WHAT THE TASK REQUIRES: Reproduce the records below in full and exactly, without their images.

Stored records

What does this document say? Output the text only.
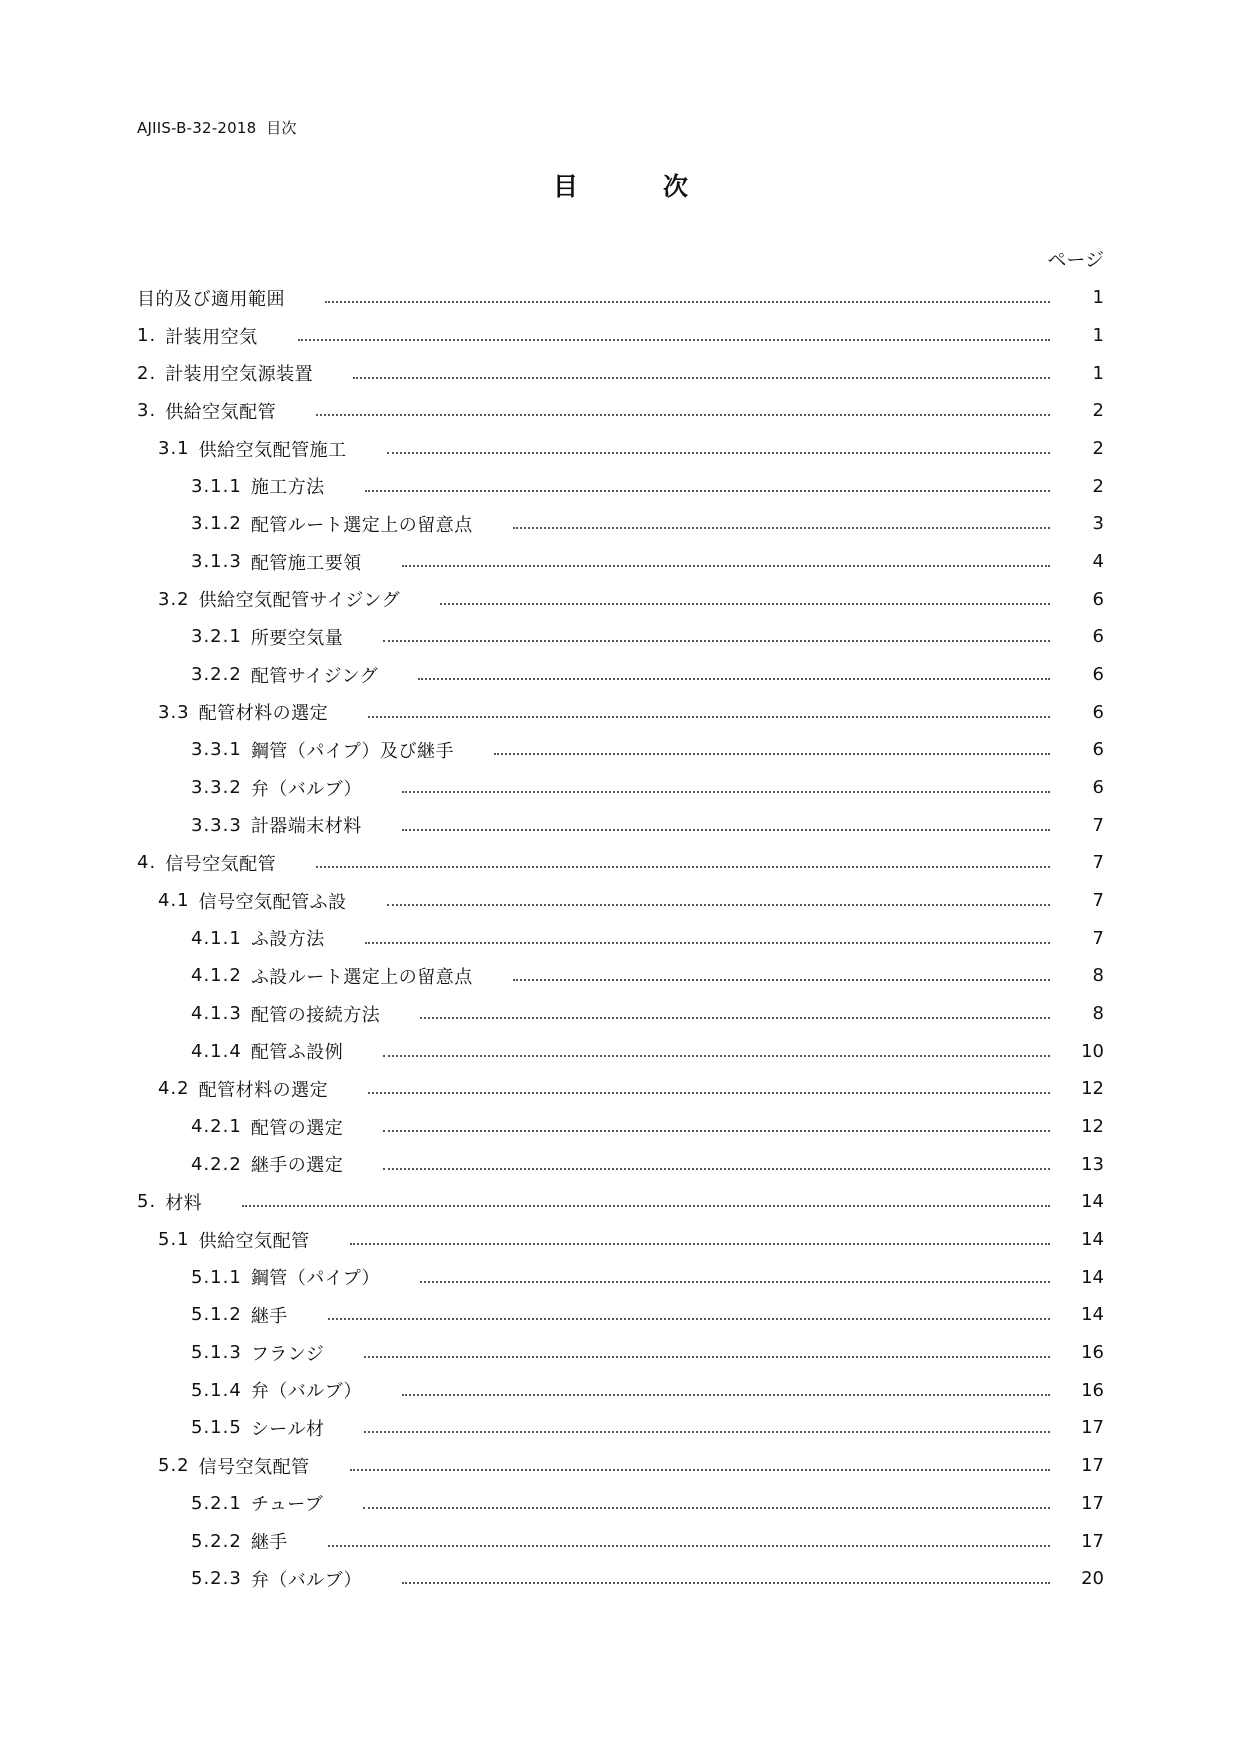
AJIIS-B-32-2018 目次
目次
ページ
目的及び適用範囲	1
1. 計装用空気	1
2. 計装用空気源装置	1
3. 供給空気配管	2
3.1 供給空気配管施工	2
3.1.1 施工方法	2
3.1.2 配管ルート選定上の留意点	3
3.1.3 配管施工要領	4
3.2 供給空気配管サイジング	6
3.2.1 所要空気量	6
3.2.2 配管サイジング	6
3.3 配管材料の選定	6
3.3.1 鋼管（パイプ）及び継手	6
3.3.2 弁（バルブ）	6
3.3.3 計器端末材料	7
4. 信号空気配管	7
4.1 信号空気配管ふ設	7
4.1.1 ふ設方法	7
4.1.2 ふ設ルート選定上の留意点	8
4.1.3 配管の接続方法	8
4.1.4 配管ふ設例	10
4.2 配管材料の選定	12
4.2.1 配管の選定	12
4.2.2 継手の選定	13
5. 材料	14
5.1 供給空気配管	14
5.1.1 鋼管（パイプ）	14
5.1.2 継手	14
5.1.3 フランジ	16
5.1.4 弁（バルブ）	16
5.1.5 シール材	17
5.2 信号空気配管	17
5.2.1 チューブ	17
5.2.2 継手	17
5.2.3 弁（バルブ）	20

WRITTEN SOLUTION:
What does this document say? Output the text only.
AJIIS-B-32-2018 目次
目次
ページ
目的及び適用範囲	1
1. 計装用空気	1
2. 計装用空気源装置	1
3. 供給空気配管	2
3.1 供給空気配管施工	2
3.1.1 施工方法	2
3.1.2 配管ルート選定上の留意点	3
3.1.3 配管施工要領	4
3.2 供給空気配管サイジング	6
3.2.1 所要空気量	6
3.2.2 配管サイジング	6
3.3 配管材料の選定	6
3.3.1 鋼管（パイプ）及び継手	6
3.3.2 弁（バルブ）	6
3.3.3 計器端末材料	7
4. 信号空気配管	7
4.1 信号空気配管ふ設	7
4.1.1 ふ設方法	7
4.1.2 ふ設ルート選定上の留意点	8
4.1.3 配管の接続方法	8
4.1.4 配管ふ設例	10
4.2 配管材料の選定	12
4.2.1 配管の選定	12
4.2.2 継手の選定	13
5. 材料	14
5.1 供給空気配管	14
5.1.1 鋼管（パイプ）	14
5.1.2 継手	14
5.1.3 フランジ	16
5.1.4 弁（バルブ）	16
5.1.5 シール材	17
5.2 信号空気配管	17
5.2.1 チューブ	17
5.2.2 継手	17
5.2.3 弁（バルブ）	20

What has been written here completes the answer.